Your instructions
Your task is to repeat the entries underneath exactly, minus the pictures.

(Stored data)
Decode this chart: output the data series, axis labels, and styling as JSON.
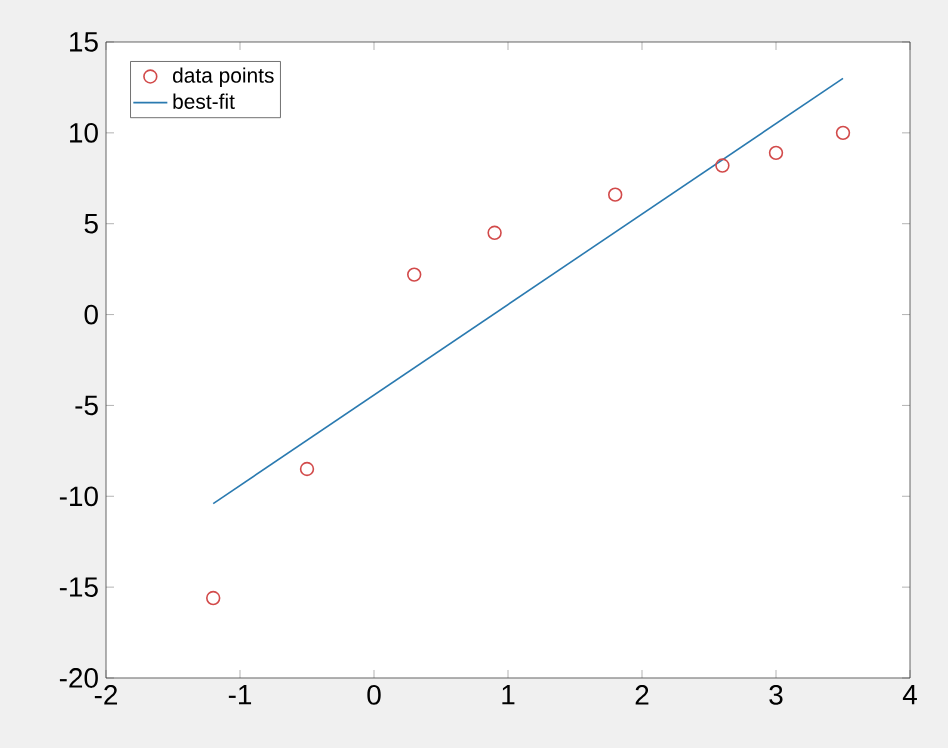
{
  "chart_data": {
    "type": "scatter",
    "xlim": [
      -2,
      4
    ],
    "xticks": [
      -2,
      -1,
      0,
      1,
      2,
      3,
      4
    ],
    "ylim": [
      -20,
      15
    ],
    "yticks": [
      -20,
      -15,
      -10,
      -5,
      0,
      5,
      10,
      15
    ],
    "grid": false,
    "legend": "top left",
    "series": [
      {
        "name": "data points",
        "type": "scatter",
        "marker": "circle",
        "color": "#d24a4a",
        "x": [
          -1.2,
          -0.5,
          0.3,
          0.9,
          1.8,
          2.6,
          3.0,
          3.5
        ],
        "values": [
          -15.6,
          -8.5,
          2.2,
          4.5,
          6.6,
          8.2,
          8.9,
          10.0
        ]
      },
      {
        "name": "best-fit",
        "type": "line",
        "marker": "none",
        "color": "#2a7ab0",
        "x": [
          -1.2,
          3.5
        ],
        "values": [
          -10.4,
          13.0
        ]
      }
    ]
  }
}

The output
Decode this chart: output the data series, axis labels, and styling as JSON.
{
  "chart_data": {
    "type": "scatter",
    "xlim": [
      -2,
      4
    ],
    "xticks": [
      -2,
      -1,
      0,
      1,
      2,
      3,
      4
    ],
    "ylim": [
      -20,
      15
    ],
    "yticks": [
      -20,
      -15,
      -10,
      -5,
      0,
      5,
      10,
      15
    ],
    "grid": false,
    "legend": "top left",
    "series": [
      {
        "name": "data points",
        "type": "scatter",
        "marker": "circle",
        "color": "#d24a4a",
        "x": [
          -1.2,
          -0.5,
          0.3,
          0.9,
          1.8,
          2.6,
          3.0,
          3.5
        ],
        "values": [
          -15.6,
          -8.5,
          2.2,
          4.5,
          6.6,
          8.2,
          8.9,
          10.0
        ]
      },
      {
        "name": "best-fit",
        "type": "line",
        "marker": "none",
        "color": "#2a7ab0",
        "x": [
          -1.2,
          3.5
        ],
        "values": [
          -10.4,
          13.0
        ]
      }
    ]
  }
}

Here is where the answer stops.